# Directive 1
Reproduce the part of the post on Robert Weaver that begins at the words "Tuesday, June 29, 2010" and ends after the words "than NC Wyeth.".

Tuesday, June 29, 2010

Robert Weaver: "Illustration is an essential to great painting."

As predicted, yesterday's post provoked some strong reactions - some enthusiastic, others a bit ornery. Readers asked, "why the controversy?" and wanted to take me to task for suggesting Robert Weaver might be somehow better (or even just different) than NC Wyeth.

In fact, my real intent was misread - I have little doubt that Robert Weaver could have admired NC Wyeth's (or Howard Pyle's) work and that these artists actually had more in common than we might expect at a glance.

That being said, the elephant in the room that has to be acknowledged is that the classical style of illustration, the tradition that came down by way of NC Wyeth and a thousand commercial artists who 'descended' from him, was, by the mid-century period, becoming irrelevant.

By the mid-1950s traditional, 'realistic' illustration was no longer fashionable, desirable or meaningful to the larger graphic arts industry or, frankly, even to many of the artists employed in making commercial pictures.(1)

While Robert Weaver may have admired Wyeth and Pyle, I get the feeling he had little more than disdain for their 'descendants' - for the Sundblom Santas and the Whitmore 'clinches'. Describing his take on the state of illustration in a 1959 interview in American Artist magazine Weaver said, "Many illustrators of today are too little concerned with the actualities of their time."

"Too often they merely aid and abet the pre-sold illusion of the age. The illustrator, who should be outside momentary surface illusions observing, is himself observed as part of the phenomena by more serious students of the time."

By "serious students", Weaver was not referring to the contemporary fine artists of the day, by the way. Of that crowd, he said, "Today's artist finds himself unattached to society. There is no mutual sense of responsibility He is 'free.' He likes it that way."

# Directive 2
Rename "legend-label" to "key-label" in the records from the first line through the line that has "y-axis-label: Estimated Marginal", and give back only those lines with nothing else changed.

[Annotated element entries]

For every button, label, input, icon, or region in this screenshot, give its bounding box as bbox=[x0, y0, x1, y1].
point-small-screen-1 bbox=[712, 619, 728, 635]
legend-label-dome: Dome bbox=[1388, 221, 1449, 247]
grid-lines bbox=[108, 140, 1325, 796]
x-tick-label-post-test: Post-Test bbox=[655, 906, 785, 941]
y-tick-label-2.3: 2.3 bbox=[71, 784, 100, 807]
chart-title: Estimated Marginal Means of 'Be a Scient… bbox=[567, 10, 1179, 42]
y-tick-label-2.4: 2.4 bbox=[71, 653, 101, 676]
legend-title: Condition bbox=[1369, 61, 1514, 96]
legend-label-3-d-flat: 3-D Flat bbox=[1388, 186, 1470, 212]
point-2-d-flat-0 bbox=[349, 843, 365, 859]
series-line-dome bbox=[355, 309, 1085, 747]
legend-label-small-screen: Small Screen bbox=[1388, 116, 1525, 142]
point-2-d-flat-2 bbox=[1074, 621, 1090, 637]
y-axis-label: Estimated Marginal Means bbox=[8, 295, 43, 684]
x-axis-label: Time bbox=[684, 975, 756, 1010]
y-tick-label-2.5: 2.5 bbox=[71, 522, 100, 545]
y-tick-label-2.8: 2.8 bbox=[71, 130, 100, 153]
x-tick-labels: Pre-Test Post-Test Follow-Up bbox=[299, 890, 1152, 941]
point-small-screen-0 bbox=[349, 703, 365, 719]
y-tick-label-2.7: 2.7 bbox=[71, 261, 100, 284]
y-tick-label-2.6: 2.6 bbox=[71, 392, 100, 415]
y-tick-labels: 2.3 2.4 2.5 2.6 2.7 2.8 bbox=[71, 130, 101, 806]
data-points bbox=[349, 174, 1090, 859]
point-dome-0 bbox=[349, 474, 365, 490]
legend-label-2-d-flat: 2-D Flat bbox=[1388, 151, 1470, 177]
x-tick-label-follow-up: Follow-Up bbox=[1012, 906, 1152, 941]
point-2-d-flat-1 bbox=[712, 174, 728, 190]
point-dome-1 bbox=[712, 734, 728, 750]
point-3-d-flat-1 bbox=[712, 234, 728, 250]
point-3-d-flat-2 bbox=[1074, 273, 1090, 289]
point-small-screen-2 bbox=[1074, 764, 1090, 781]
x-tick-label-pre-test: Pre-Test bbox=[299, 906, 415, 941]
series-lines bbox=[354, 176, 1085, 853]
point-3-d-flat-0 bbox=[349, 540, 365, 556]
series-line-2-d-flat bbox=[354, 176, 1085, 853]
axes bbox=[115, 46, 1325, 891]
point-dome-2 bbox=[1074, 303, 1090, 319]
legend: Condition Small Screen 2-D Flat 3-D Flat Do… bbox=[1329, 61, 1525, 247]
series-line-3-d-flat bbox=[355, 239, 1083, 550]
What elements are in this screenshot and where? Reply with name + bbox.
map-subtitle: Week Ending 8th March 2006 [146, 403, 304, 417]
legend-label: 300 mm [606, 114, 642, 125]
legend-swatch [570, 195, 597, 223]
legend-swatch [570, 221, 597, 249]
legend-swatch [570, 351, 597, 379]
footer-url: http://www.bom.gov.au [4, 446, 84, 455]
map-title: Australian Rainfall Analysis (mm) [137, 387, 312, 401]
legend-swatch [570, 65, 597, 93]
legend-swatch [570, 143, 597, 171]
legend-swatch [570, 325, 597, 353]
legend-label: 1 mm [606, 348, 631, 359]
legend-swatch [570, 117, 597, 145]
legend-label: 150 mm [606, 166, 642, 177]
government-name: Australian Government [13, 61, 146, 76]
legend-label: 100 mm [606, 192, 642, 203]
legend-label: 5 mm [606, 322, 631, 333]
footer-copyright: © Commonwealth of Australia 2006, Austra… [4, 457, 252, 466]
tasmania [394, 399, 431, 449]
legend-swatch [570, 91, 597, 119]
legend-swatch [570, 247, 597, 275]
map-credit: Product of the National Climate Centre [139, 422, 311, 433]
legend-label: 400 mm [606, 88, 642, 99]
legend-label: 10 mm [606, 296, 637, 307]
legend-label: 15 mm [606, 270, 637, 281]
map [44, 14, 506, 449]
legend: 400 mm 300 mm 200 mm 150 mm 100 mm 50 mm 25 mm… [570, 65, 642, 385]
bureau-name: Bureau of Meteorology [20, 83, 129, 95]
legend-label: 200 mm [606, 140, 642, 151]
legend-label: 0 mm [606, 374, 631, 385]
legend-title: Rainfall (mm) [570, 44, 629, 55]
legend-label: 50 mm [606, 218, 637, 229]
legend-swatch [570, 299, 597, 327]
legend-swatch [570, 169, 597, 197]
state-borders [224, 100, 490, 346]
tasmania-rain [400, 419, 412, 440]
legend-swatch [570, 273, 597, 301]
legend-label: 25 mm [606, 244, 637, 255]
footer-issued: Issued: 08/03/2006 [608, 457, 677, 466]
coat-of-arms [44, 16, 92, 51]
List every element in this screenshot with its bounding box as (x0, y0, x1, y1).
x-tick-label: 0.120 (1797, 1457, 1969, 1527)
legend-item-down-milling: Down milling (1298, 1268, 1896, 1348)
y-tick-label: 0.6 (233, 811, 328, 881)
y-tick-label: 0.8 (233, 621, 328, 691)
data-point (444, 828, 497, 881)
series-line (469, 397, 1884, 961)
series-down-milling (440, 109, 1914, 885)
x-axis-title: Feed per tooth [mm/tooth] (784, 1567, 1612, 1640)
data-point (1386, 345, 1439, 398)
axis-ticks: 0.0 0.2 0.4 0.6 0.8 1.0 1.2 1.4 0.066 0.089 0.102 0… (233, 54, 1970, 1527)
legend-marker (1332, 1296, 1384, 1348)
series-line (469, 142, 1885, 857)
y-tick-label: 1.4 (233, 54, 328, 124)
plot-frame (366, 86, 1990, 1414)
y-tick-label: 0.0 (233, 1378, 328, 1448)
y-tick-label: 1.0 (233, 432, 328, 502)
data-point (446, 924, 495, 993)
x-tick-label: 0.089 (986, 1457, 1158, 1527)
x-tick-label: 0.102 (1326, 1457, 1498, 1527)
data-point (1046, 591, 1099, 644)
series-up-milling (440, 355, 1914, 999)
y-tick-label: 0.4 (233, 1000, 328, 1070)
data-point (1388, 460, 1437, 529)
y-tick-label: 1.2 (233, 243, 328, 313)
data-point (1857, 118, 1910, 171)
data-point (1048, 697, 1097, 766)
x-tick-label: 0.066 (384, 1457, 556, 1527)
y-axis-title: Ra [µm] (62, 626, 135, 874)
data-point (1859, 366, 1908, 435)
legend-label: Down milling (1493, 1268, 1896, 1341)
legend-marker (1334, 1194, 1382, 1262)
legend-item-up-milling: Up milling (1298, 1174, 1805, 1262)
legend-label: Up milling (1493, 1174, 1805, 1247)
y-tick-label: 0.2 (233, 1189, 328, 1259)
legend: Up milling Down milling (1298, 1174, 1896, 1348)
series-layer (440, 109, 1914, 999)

# Complete response 1
Tuesday, June 29, 2010

Robert Weaver: "Illustration is an essential to great painting."

As predicted, yesterday's post provoked some strong reactions - some enthusiastic, others a bit ornery. Readers asked, "why the controversy?" and wanted to take me to task for suggesting Robert Weaver might be somehow better (or even just different) than NC Wyeth.

# Complete response 2
For every button, label, input, icon, or region in this screenshot, give its bounding box as bbox=[x0, y0, x1, y1].
point-small-screen-1 bbox=[712, 619, 728, 635]
key-label-dome: Dome bbox=[1388, 221, 1449, 247]
grid-lines bbox=[108, 140, 1325, 796]
x-tick-label-post-test: Post-Test bbox=[655, 906, 785, 941]
y-tick-label-2.3: 2.3 bbox=[71, 784, 100, 807]
chart-title: Estimated Marginal Means of 'Be a Scient… bbox=[567, 10, 1179, 42]
y-tick-label-2.4: 2.4 bbox=[71, 653, 101, 676]
legend-title: Condition bbox=[1369, 61, 1514, 96]
key-label-3-d-flat: 3-D Flat bbox=[1388, 186, 1470, 212]
point-2-d-flat-0 bbox=[349, 843, 365, 859]
series-line-dome bbox=[355, 309, 1085, 747]
key-label-small-screen: Small Screen bbox=[1388, 116, 1525, 142]
point-2-d-flat-2 bbox=[1074, 621, 1090, 637]
y-axis-label: Estimated Marginal Means bbox=[8, 295, 43, 684]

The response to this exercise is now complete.